All lines in which the word "联合早报" occurs are to be extracted.

**Given data**
------------------------------

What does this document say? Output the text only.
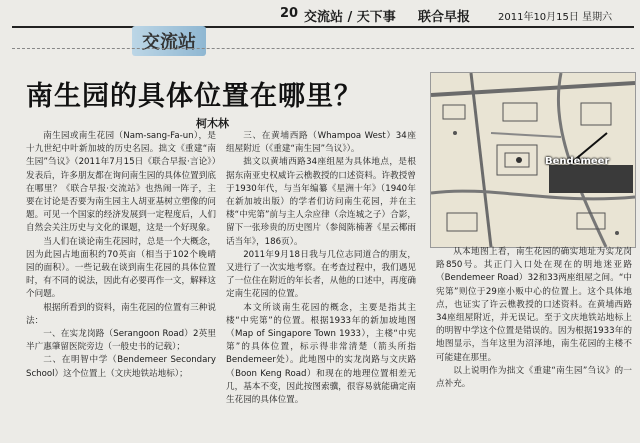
20 交流站 / 天下事 联合早报	2011年10月15日 星期六
交流站
南生园的具体位置在哪里？
柯木林

南生园或南生花园（Nam-sang-Fa-un），是十九世纪中叶新加坡的历史名园。拙文《重建“南生园”刍议》（2011年7月15日《联合早报·言论》）发表后，许多朋友都在询问南生园的具体位置到底在哪里？《联合早报·交流站》也热闹一阵子，主要在讨论是否要为南生园主人胡亚基树立塑像的问题。可见一个国家的经济发展到一定程度后，人们自然会关注历史与文化的课题，这是一个好现象。

当人们在谈论南生花园时，总是一个大概念，因为此园占地面积约70英亩（相当于102个晚晴园的面积）。一些记载在谈到南生花园的具体位置时，有不同的说法，因此有必要再作一文，解释这个问题。

根据所看到的资料，南生花园的位置有三种说法：

一、在实龙岗路（Serangoon Road）2英里半广惠肇留医院旁边（一般史书的记载）；

二、在明智中学（Bendemeer Secondary School）这个位置上（文庆地铁站地标）；

三、在黄埔西路（Whampoa West）34座组屋附近（《重建“南生园”刍议》）。

拙文以黄埔西路34座组屋为具体地点，是根据东南亚史权威许云樵教授的口述资料。许教授曾于1930年代，与当年编纂《星洲十年》（1940年在新加坡出版）的学者们访问南生花园，并在主楼“中宪第”前与主人佘应律（佘连城之子）合影，留下一张珍贵的历史图片（参阅陈楠著《星云椰雨话当年》，186页）。

2011年9月18日我与几位志同道合的朋友，又进行了一次实地考察。在考查过程中，我们遇见了一位住在附近的年长者，从他的口述中，再度确定南生花园的位置。

本文所谈南生花园的概念，主要是指其主楼“中宪第”的位置。根据1933年的新加坡地图（Map of Singapore Town 1933），主楼“中宪第”的具体位置，标示得非常清楚（箭头所指Bendemeer处）。此地图中的实龙岗路与文庆路（Boon Keng Road）和现在的地理位置相差无几，基本不变，因此按图索骥，很容易就能确定南生花园的具体位置。

Bendemeer

从本地图上看，南生花园的确实地址为实龙岗路850号。其正门入口处在现在的明地迷亚路（Bendemeer Road）32和33两座组屋之间。“中宪第”则位于29座小贩中心的位置上。这个具体地点，也证实了许云樵教授的口述资料。在黄埔西路34座组屋附近，并无误记。至于文庆地铁站地标上的明智中学这个位置是错误的。因为根据1933年的地图显示，当年这里为沼泽地，南生花园的主楼不可能建在那里。

以上说明作为拙文《重建“南生园”刍议》的一点补充。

------------------------------

**Solution to this task**
20 交流站 / 天下事 联合早报	2011年10月15日 星期六
南生园或南生花园（Nam-sang-Fa-un），是十九世纪中叶新加坡的历史名园。拙文《重建“南生园”刍议》（2011年7月15日《联合早报·言论》）发表后，许多朋友都在询问南生园的具体位置到底在哪里？《联合早报·交流站》也热闹一阵子，主要在讨论是否要为南生园主人胡亚基树立塑像的问题。可见一个国家的经济发展到一定程度后，人们自然会关注历史与文化的课题，这是一个好现象。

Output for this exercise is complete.